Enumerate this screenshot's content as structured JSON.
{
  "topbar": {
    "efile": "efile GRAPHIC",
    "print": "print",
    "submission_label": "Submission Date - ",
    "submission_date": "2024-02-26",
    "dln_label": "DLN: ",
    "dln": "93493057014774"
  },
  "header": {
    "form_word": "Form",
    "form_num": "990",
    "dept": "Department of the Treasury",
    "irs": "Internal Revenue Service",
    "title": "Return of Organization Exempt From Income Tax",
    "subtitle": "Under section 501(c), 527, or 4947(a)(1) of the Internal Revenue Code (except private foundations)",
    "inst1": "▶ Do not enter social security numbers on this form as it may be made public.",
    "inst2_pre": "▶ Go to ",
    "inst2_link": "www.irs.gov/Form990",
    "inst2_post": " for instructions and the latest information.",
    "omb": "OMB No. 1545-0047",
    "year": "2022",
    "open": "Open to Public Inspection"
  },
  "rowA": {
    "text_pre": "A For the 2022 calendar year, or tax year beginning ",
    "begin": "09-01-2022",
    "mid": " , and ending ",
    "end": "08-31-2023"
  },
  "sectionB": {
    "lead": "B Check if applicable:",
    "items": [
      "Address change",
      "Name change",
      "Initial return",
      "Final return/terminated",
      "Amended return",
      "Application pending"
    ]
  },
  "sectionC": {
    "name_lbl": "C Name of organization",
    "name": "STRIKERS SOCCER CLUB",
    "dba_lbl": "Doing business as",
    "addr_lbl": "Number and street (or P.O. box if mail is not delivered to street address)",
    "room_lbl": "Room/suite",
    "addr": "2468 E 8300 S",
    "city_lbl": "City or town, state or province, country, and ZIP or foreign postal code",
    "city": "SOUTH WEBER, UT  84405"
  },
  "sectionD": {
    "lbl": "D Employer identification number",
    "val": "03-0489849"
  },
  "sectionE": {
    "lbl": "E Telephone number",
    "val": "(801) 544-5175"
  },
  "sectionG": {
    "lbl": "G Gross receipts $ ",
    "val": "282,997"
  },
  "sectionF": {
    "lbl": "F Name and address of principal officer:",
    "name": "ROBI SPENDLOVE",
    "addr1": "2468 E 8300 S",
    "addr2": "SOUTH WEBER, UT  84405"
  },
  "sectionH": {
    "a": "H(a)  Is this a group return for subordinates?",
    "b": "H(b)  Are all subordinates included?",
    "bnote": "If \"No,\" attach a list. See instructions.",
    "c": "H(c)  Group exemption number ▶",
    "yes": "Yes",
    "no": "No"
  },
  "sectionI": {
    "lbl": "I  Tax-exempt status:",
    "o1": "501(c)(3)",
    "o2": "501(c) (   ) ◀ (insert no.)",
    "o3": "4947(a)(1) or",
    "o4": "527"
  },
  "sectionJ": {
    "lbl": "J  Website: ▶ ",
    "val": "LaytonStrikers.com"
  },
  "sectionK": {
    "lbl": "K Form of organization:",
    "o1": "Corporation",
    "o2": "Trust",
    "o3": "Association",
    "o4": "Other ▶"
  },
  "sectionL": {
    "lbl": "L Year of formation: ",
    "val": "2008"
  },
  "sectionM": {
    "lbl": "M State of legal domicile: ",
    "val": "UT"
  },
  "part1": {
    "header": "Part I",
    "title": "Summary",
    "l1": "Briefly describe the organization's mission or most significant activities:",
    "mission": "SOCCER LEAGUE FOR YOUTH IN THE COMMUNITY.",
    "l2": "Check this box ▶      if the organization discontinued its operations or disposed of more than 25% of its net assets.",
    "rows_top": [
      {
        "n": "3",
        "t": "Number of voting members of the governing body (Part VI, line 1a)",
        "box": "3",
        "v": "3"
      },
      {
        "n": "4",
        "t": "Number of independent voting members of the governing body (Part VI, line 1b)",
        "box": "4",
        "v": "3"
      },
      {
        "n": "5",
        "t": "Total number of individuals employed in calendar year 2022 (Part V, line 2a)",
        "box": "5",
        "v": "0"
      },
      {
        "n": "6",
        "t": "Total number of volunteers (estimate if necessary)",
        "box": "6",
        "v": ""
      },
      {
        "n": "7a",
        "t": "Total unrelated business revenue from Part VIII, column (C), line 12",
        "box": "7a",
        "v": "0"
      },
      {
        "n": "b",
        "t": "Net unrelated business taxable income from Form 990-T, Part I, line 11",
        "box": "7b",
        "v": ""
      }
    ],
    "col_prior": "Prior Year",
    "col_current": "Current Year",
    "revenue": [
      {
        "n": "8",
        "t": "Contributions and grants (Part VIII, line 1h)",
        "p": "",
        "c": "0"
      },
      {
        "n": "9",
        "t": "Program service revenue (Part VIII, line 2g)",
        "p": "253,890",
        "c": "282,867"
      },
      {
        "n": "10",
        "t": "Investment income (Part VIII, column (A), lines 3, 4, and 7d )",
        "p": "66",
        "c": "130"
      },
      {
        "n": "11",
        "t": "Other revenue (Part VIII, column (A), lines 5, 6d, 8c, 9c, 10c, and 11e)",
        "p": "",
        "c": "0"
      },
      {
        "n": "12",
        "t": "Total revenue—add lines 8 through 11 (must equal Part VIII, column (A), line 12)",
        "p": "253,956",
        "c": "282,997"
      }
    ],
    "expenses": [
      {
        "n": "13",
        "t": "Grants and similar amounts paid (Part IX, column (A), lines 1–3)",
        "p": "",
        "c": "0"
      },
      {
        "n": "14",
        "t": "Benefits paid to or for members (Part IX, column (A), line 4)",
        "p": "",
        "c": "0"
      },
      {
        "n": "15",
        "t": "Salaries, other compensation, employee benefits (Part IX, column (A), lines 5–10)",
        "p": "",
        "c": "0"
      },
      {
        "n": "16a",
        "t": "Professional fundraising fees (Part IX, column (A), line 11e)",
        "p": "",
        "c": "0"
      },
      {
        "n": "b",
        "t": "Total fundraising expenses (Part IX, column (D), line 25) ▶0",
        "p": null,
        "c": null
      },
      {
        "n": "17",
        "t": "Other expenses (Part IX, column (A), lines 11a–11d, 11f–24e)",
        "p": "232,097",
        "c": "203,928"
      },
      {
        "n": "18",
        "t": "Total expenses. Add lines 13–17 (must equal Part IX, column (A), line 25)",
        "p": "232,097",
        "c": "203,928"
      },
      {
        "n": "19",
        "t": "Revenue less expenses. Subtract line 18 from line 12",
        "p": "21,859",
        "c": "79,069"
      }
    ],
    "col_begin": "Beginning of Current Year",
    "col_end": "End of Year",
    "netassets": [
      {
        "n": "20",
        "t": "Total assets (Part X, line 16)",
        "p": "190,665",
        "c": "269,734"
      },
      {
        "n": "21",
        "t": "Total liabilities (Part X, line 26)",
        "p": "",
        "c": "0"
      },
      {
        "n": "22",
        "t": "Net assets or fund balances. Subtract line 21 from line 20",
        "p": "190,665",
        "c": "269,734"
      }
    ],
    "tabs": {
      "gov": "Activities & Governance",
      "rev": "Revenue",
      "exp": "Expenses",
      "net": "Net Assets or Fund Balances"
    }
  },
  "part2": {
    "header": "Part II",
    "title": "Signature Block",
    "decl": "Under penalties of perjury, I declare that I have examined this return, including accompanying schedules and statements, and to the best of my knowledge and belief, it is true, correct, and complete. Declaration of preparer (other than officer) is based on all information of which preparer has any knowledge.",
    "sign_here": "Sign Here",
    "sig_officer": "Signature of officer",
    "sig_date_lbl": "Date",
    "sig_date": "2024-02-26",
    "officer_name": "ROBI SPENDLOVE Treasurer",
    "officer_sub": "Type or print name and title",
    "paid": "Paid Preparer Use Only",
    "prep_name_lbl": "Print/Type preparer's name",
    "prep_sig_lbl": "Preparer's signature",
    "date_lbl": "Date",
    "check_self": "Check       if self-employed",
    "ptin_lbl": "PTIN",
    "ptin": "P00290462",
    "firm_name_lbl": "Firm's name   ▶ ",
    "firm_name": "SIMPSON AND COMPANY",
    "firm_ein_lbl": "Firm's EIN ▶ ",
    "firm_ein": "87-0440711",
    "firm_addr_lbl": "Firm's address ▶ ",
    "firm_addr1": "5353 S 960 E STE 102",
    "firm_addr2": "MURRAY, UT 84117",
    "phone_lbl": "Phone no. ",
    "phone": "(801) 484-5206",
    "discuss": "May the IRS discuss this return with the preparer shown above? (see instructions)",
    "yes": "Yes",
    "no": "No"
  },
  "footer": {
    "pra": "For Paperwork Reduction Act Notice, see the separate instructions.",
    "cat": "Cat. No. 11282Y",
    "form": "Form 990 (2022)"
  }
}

* * * * * * * * *

» **Required work**
Count the lines in the records above that hold the word "Internal", and give only that number.

» **The reply**
2